# [TASKS TO CARRY OUT]
A) In the passage on children's cynicism, how many stories were the children read in the second experiment?
B) Rewrite the passage on children's cynicism from "Thus, children as" up to and including "them to be.", replacing "gullible" with "credulous".
C) State whether each statement agrees with the passage on children's cynicism, answering yes or no and quoting the deciding words: (i) In the first experiment, kindergarten children were more likely to believe the characters in the with self-interest condition. (ii) In the second experiment, the characters' statements were all correct. (iii) Children's belief ratings were higher for the false version than for the true version.

# [READING PASSAGE]
As we would expect, for all ages, children's ratings of their belief of the character in the true version were much higher than their ratings of their belief of the character in the false version. This indicates both that they understand how to use the ratings, and that they are not simply more likely to disbelieve someone who says he or she won, or to believe someone who says he or she lost. The interesting results, however, occurred for the with self-interest and against self-interest versions. Kindergarten children were significantly more likely to believe that the characters were telling the truth in the with self-interest condition. Second and fourth graders, however, were significantly more likely to believe that the characters were telling the truth in the against self-interest condition. This is the way adults tend to answer in similar experiments, also3. Thus, the data from this first experiment indicates that between kindergarten age and second grade, children began to develop adult-like cynicism.

In the second experiment, children from the same three age groups, along with a group of six graders, were read stories similar to those from the first experiment. In each of these stories (six in all), the characters made incorrect statements. In half of the stories, the incorrect statements were consistent with the personal interests of the character, and in the other half, they were against those interests. The children were then asked to indicate what they thought was the best explanation for the incorrect statement: the character was lying, the character was biased, or the character made a mistake. The results were as follows: for kindergarten, second grade, and fourth grade children, incorrectstatementss that were consistent with the character's self-interest were most often explained as lies, while incorrect statements that were inconsistent withtheh character's self-interest were most often explained as mistakes. Sixth graders gave similar explanations, except that they listed bias as an explanation for incorrect statements consistent with the character's self-interest about as often as they listed lying. Mill and Keil explain this small difference between the younger children and the six graders by noting that in the literature, young children have been shown to underestimate or ignore the role of interpretation in people's thinking4.

Thus, children as young as 7 (second graders) believe that people's self-interest affects their honesty, and children as young as 5 kindergartenerss) believe that when people make incorrect statements that are consistent with their self-interests, they probably did so intentionally (or because they are biased, for sixth graders). Young children appear to be cynics pretty early on, then. By the second grade, they're approaching full-fledged adult cynicism, and are not the gullible information-sponges that many believe them to be.

1Mills, C., & Keil, F.C. (2005) The Development of Cynicism. Psychological Science, 16, 385-390.
2Dawkins, R. (1993). Viruses of the mind. In B. Dahlbom (Ed.), Dennett and His Critics: Demystifying Mind. Oxford, England:
Blackwell, pp. 13–27, as quoted in Mills & Keil (2005).
3Murukutla, N., &Armor, D.A. (2003). Illusions of objectivity in the dispute between India and Pakistan over Kashmir. Unpublished
manuscript, Yale University, New Haven, CT.
4Carpendale, J.I., & Chandler, M.J. (1996). On the distinction between false belief understanding and subscribing to an interpretive theory of mind. Child Development, 67, 1686–1706.

# [DATA]

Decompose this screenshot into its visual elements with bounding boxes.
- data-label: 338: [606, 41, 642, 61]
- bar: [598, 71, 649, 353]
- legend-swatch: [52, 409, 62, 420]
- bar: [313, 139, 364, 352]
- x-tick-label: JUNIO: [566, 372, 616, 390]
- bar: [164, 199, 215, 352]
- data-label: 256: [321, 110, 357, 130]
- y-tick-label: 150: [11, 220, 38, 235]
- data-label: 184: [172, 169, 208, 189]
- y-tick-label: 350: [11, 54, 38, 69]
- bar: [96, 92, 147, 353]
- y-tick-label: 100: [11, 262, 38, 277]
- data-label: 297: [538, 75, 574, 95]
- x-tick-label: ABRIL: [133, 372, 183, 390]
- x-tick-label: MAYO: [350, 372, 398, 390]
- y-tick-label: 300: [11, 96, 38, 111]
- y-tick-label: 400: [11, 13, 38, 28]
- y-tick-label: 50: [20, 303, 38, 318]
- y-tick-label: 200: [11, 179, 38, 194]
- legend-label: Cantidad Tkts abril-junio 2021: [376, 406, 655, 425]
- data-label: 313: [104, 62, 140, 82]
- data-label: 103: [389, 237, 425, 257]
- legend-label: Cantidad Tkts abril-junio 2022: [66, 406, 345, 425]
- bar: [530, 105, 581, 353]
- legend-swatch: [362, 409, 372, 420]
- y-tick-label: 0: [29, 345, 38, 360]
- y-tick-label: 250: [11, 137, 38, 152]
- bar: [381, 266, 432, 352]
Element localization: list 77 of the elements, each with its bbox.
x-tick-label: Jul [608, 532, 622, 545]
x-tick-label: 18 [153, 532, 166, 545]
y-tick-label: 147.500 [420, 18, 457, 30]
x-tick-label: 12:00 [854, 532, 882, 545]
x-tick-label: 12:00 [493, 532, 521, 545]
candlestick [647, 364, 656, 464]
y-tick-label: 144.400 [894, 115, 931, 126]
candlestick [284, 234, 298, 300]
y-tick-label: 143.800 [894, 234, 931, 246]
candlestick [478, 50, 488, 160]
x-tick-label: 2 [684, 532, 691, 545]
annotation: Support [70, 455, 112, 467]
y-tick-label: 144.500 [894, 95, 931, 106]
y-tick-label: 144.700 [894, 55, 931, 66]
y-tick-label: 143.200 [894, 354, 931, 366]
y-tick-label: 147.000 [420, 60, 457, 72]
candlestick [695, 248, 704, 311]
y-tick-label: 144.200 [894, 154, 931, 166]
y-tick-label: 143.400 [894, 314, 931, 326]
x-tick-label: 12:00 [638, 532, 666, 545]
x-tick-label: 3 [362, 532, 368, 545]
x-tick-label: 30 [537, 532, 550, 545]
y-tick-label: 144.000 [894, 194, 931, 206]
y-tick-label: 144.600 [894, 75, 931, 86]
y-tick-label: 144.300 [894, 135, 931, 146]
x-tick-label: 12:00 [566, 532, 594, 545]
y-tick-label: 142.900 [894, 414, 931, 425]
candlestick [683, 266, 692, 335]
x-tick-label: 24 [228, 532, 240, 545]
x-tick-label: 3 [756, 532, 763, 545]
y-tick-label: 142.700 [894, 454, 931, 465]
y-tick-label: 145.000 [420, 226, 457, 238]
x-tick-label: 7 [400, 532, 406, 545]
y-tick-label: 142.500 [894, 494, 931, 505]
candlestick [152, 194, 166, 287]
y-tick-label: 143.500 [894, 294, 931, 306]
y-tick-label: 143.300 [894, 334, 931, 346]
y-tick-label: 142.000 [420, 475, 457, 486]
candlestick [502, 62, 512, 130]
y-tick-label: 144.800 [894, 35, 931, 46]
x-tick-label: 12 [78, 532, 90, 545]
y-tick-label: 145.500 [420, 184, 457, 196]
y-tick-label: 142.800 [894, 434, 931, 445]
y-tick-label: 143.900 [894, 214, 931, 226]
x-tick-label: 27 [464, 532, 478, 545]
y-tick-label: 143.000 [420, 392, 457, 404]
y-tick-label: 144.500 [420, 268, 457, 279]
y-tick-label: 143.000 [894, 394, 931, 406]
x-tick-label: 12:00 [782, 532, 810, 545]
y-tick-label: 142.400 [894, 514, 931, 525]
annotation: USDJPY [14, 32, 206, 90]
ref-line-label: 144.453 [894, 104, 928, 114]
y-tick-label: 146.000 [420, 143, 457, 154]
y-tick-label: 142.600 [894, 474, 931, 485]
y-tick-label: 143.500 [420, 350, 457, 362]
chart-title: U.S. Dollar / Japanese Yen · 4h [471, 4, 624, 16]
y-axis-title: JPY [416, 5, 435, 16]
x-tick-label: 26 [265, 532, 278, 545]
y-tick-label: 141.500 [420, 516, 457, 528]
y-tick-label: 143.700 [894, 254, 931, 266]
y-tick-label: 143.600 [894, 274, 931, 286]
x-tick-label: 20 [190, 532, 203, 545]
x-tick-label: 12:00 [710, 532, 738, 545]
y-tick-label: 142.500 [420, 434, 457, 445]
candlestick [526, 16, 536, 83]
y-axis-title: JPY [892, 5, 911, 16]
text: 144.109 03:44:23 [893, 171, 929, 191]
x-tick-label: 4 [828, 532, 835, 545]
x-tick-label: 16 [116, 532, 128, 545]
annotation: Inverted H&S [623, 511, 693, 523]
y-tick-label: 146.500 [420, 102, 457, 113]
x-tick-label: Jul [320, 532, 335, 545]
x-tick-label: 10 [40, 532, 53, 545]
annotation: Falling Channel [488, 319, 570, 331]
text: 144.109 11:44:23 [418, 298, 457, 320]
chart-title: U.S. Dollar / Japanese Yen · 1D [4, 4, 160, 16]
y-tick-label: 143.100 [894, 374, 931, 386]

# [SET OF ANSWERS]
A) Six stories.

B)
Thus, children as young as 7 (second graders) believe that people's self-interest affects their honesty, and children as young as 5 kindergartenerss) believe that when people make incorrect statements that are consistent with their self-interests, they probably did so intentionally (or because they are biased, for sixth graders). Young children appear to be cynics pretty early on, then. By the second grade, they're approaching full-fledged adult cynicism, and are not the credulous information-sponges that many believe them to be.

C)
(i) Yes: "Kindergarten children were significantly more likely to believe that the characters were telling the truth in the with self-interest condition."
(ii) No: "In each of these stories (six in all), the characters made incorrect statements."
(iii) No: "children's ratings of their belief of the character in the true version were much higher than their ratings of their belief of the character in the false version."